--- Data listing ---
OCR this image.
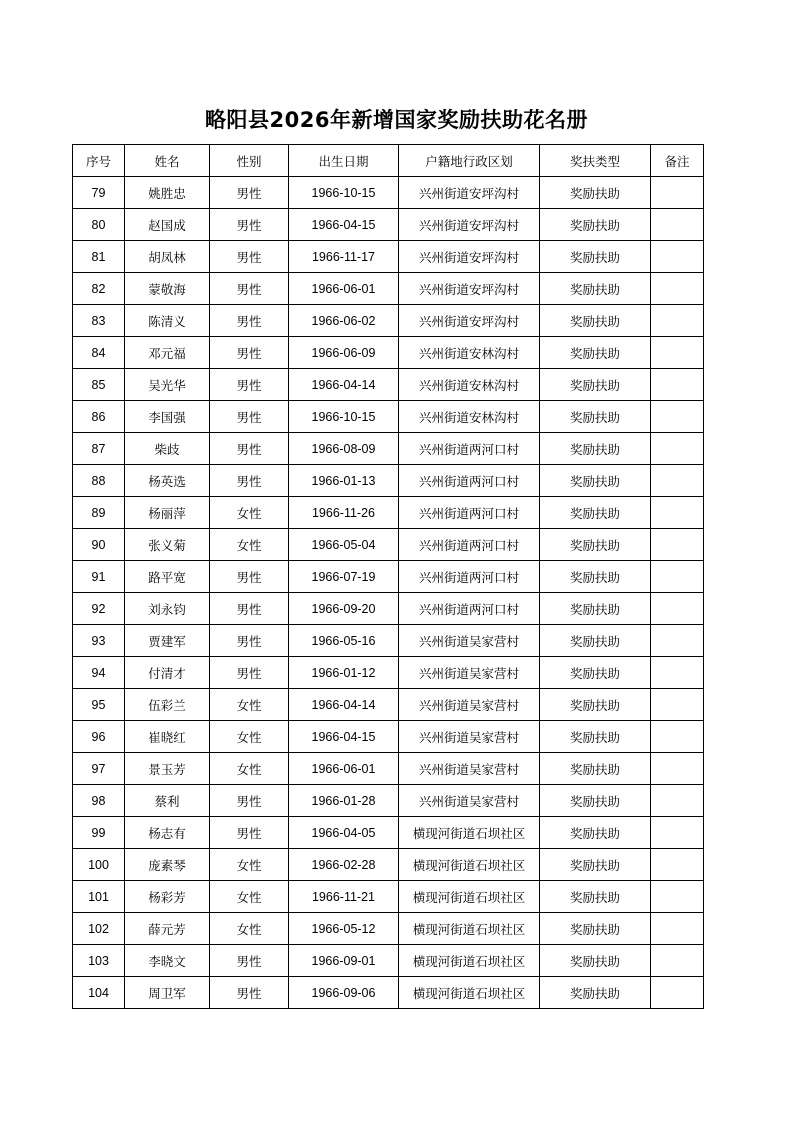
略阳县2026年新增国家奖励扶助花名册
序号	姓名	性别	出生日期	户籍地行政区划	奖扶类型	备注
79	姚胜忠	男性	1966-10-15	兴州街道安坪沟村	奖励扶助	
80	赵国成	男性	1966-04-15	兴州街道安坪沟村	奖励扶助	
81	胡凤林	男性	1966-11-17	兴州街道安坪沟村	奖励扶助	
82	蒙敬海	男性	1966-06-01	兴州街道安坪沟村	奖励扶助	
83	陈清义	男性	1966-06-02	兴州街道安坪沟村	奖励扶助	
84	邓元福	男性	1966-06-09	兴州街道安林沟村	奖励扶助	
85	吴光华	男性	1966-04-14	兴州街道安林沟村	奖励扶助	
86	李国强	男性	1966-10-15	兴州街道安林沟村	奖励扶助	
87	柴歧	男性	1966-08-09	兴州街道两河口村	奖励扶助	
88	杨英选	男性	1966-01-13	兴州街道两河口村	奖励扶助	
89	杨丽萍	女性	1966-11-26	兴州街道两河口村	奖励扶助	
90	张义菊	女性	1966-05-04	兴州街道两河口村	奖励扶助	
91	路平宽	男性	1966-07-19	兴州街道两河口村	奖励扶助	
92	刘永钧	男性	1966-09-20	兴州街道两河口村	奖励扶助	
93	贾建军	男性	1966-05-16	兴州街道吴家营村	奖励扶助	
94	付清才	男性	1966-01-12	兴州街道吴家营村	奖励扶助	
95	伍彩兰	女性	1966-04-14	兴州街道吴家营村	奖励扶助	
96	崔晓红	女性	1966-04-15	兴州街道吴家营村	奖励扶助	
97	景玉芳	女性	1966-06-01	兴州街道吴家营村	奖励扶助	
98	蔡利	男性	1966-01-28	兴州街道吴家营村	奖励扶助	
99	杨志有	男性	1966-04-05	横现河街道石坝社区	奖励扶助	
100	庞素琴	女性	1966-02-28	横现河街道石坝社区	奖励扶助	
101	杨彩芳	女性	1966-11-21	横现河街道石坝社区	奖励扶助	
102	薛元芳	女性	1966-05-12	横现河街道石坝社区	奖励扶助	
103	李晓文	男性	1966-09-01	横现河街道石坝社区	奖励扶助	
104	周卫军	男性	1966-09-06	横现河街道石坝社区	奖励扶助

--- Your instructions ---
Output, exactly, all the records above; include no pictures.

--- Solution to this problem ---
OCR this image.
略阳县2026年新增国家奖励扶助花名册
序号	姓名	性别	出生日期	户籍地行政区划	奖扶类型	备注
79	姚胜忠	男性	1966-10-15	兴州街道安坪沟村	奖励扶助	
80	赵国成	男性	1966-04-15	兴州街道安坪沟村	奖励扶助	
81	胡凤林	男性	1966-11-17	兴州街道安坪沟村	奖励扶助	
82	蒙敬海	男性	1966-06-01	兴州街道安坪沟村	奖励扶助	
83	陈清义	男性	1966-06-02	兴州街道安坪沟村	奖励扶助	
84	邓元福	男性	1966-06-09	兴州街道安林沟村	奖励扶助	
85	吴光华	男性	1966-04-14	兴州街道安林沟村	奖励扶助	
86	李国强	男性	1966-10-15	兴州街道安林沟村	奖励扶助	
87	柴歧	男性	1966-08-09	兴州街道两河口村	奖励扶助	
88	杨英选	男性	1966-01-13	兴州街道两河口村	奖励扶助	
89	杨丽萍	女性	1966-11-26	兴州街道两河口村	奖励扶助	
90	张义菊	女性	1966-05-04	兴州街道两河口村	奖励扶助	
91	路平宽	男性	1966-07-19	兴州街道两河口村	奖励扶助	
92	刘永钧	男性	1966-09-20	兴州街道两河口村	奖励扶助	
93	贾建军	男性	1966-05-16	兴州街道吴家营村	奖励扶助	
94	付清才	男性	1966-01-12	兴州街道吴家营村	奖励扶助	
95	伍彩兰	女性	1966-04-14	兴州街道吴家营村	奖励扶助	
96	崔晓红	女性	1966-04-15	兴州街道吴家营村	奖励扶助	
97	景玉芳	女性	1966-06-01	兴州街道吴家营村	奖励扶助	
98	蔡利	男性	1966-01-28	兴州街道吴家营村	奖励扶助	
99	杨志有	男性	1966-04-05	横现河街道石坝社区	奖励扶助	
100	庞素琴	女性	1966-02-28	横现河街道石坝社区	奖励扶助	
101	杨彩芳	女性	1966-11-21	横现河街道石坝社区	奖励扶助	
102	薛元芳	女性	1966-05-12	横现河街道石坝社区	奖励扶助	
103	李晓文	男性	1966-09-01	横现河街道石坝社区	奖励扶助	
104	周卫军	男性	1966-09-06	横现河街道石坝社区	奖励扶助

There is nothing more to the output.